§ **Material provided**:
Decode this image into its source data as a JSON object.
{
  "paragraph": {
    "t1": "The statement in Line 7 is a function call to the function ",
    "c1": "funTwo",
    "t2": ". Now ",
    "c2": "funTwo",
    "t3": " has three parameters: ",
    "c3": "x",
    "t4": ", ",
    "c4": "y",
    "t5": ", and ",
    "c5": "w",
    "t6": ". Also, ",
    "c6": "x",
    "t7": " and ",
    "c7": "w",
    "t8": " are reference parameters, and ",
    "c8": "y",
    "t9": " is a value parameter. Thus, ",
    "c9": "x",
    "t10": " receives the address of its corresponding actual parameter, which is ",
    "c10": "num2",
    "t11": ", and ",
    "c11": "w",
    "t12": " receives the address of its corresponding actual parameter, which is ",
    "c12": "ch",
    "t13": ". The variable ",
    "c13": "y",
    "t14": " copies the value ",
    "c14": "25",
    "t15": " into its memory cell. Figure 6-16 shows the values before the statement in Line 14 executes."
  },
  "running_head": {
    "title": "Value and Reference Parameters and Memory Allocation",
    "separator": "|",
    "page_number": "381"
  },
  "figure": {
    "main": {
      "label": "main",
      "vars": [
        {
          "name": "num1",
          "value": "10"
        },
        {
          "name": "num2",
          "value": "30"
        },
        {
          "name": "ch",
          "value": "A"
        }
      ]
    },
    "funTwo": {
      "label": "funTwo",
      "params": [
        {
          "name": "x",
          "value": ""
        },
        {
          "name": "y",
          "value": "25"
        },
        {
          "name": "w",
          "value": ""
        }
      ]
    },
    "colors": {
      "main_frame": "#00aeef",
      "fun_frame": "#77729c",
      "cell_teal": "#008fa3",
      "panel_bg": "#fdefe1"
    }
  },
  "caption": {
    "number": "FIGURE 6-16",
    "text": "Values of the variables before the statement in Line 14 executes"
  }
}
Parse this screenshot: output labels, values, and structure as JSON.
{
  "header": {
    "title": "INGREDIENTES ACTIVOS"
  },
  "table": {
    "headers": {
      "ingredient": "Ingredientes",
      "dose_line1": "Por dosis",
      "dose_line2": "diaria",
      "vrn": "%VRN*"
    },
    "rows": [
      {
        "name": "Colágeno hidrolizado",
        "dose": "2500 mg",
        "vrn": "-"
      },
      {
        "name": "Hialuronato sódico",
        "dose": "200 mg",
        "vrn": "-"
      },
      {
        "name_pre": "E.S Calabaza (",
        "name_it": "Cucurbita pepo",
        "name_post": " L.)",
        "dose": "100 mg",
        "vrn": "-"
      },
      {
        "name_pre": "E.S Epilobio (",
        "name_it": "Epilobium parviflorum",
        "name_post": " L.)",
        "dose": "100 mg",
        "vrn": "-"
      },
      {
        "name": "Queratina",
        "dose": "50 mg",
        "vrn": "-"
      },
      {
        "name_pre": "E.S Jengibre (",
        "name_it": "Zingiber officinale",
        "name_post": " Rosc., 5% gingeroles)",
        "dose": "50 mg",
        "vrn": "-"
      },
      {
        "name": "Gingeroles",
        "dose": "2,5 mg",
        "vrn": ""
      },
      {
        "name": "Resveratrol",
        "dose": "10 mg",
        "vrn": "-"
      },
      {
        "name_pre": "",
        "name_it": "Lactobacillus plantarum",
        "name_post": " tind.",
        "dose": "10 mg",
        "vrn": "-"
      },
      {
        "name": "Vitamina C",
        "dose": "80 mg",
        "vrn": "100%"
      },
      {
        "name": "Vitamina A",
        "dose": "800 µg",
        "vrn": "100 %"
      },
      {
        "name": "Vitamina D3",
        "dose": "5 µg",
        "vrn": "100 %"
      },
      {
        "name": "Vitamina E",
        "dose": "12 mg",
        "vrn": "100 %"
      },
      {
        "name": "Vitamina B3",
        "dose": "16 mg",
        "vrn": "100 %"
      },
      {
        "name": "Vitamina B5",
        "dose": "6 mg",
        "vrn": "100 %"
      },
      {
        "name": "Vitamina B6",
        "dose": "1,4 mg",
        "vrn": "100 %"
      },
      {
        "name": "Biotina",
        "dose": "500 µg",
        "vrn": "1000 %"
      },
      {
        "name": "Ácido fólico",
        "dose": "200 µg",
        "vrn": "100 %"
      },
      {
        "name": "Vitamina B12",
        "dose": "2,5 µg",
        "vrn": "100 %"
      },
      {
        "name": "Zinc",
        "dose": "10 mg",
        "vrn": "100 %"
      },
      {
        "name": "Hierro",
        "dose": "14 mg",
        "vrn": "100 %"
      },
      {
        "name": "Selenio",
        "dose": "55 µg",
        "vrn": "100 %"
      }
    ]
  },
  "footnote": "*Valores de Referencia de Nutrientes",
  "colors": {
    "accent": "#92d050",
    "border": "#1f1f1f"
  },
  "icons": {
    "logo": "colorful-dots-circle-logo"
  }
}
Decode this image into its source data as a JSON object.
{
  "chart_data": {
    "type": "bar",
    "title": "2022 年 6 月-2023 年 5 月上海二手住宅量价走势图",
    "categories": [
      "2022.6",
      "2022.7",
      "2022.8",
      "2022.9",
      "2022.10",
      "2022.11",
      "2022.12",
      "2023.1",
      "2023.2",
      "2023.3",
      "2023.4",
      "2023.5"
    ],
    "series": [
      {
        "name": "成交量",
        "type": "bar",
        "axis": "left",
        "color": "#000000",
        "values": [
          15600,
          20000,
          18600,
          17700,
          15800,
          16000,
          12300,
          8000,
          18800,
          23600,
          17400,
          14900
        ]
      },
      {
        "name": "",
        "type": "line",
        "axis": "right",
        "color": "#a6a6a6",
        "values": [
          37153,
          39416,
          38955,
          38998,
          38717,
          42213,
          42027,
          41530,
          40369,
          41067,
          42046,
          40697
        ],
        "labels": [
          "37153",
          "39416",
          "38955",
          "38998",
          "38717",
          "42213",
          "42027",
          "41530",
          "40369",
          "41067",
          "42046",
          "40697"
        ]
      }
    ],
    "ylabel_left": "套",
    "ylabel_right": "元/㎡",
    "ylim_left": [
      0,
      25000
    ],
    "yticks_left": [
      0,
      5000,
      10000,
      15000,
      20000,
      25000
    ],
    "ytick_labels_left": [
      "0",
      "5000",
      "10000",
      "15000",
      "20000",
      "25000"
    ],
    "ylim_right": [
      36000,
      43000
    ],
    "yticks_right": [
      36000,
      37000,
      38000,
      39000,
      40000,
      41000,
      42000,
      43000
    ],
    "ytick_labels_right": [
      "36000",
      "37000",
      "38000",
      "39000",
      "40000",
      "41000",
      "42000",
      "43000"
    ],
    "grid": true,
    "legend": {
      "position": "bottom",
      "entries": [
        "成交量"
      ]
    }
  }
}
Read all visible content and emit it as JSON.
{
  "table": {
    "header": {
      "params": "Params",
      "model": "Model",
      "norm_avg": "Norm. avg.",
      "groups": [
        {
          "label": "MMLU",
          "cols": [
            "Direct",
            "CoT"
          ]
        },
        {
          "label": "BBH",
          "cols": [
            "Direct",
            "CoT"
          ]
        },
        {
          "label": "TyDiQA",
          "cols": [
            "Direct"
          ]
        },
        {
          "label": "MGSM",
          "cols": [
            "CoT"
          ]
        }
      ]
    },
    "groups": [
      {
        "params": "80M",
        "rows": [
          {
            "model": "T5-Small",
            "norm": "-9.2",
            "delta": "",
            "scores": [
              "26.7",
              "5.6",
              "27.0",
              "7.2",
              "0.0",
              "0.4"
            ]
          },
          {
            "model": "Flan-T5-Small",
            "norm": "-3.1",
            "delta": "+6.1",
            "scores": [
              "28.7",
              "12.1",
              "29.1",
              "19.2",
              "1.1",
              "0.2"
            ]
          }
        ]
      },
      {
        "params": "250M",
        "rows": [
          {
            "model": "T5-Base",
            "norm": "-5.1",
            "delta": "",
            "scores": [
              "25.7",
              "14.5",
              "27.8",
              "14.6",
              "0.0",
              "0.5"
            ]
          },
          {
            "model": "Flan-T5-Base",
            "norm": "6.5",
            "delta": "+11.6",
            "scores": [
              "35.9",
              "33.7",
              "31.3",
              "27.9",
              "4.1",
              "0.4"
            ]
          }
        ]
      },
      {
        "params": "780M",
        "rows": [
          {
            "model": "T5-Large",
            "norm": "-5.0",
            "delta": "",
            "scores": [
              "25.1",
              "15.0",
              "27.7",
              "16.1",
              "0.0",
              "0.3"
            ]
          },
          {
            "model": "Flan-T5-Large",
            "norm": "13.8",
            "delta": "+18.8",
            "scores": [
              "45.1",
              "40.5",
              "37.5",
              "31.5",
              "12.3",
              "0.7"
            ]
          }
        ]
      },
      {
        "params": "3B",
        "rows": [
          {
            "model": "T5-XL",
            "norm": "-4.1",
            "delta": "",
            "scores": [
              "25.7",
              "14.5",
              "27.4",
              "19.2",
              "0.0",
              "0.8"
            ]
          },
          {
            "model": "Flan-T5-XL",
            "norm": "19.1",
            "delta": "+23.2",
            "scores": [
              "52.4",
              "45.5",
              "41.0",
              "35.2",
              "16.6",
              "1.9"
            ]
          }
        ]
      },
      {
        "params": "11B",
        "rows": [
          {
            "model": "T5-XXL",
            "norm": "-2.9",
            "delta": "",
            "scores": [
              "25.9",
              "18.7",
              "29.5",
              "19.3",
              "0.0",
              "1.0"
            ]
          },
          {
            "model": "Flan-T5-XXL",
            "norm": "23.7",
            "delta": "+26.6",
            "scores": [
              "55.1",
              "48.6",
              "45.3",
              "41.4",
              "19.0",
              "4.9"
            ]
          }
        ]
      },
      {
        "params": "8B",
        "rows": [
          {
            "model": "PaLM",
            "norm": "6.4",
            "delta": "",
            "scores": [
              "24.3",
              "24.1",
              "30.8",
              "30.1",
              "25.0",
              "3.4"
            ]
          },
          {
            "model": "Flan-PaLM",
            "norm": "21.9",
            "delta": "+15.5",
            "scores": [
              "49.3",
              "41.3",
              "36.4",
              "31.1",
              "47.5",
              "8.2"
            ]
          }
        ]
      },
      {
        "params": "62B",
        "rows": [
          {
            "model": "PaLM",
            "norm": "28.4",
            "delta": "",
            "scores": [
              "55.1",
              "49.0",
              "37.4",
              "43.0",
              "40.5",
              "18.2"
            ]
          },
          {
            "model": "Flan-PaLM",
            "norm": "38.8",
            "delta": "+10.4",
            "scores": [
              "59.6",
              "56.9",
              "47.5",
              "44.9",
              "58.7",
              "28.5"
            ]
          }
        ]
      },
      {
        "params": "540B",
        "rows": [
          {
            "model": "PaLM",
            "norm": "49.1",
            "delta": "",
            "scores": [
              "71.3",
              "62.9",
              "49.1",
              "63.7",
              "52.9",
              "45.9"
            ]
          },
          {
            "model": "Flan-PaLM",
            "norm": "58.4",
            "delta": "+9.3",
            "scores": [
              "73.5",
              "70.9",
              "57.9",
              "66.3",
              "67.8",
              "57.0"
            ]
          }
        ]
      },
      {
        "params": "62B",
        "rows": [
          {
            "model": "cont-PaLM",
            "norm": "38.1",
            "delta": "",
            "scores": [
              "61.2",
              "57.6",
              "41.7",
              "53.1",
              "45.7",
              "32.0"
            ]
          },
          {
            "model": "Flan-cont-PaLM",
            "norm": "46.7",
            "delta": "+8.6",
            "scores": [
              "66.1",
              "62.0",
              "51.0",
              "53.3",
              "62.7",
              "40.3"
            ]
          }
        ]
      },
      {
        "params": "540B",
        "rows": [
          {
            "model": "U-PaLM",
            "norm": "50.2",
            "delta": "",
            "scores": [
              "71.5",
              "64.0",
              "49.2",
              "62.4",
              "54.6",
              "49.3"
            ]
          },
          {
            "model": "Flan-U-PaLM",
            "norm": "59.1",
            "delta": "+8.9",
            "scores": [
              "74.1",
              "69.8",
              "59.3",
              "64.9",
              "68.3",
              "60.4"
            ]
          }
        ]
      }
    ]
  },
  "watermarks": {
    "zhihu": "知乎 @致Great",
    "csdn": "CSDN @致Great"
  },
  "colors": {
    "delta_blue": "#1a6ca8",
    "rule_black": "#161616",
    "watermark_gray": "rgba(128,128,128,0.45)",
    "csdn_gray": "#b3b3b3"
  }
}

§ **Problem details**: Look through the listing above. Pick out each line with "JSON" and copy it.

§ **Task output**:
Decode this image into its source data as a JSON object.
Parse this screenshot: output labels, values, and structure as JSON.
Decode this image into its source data as a JSON object.
Read all visible content and emit it as JSON.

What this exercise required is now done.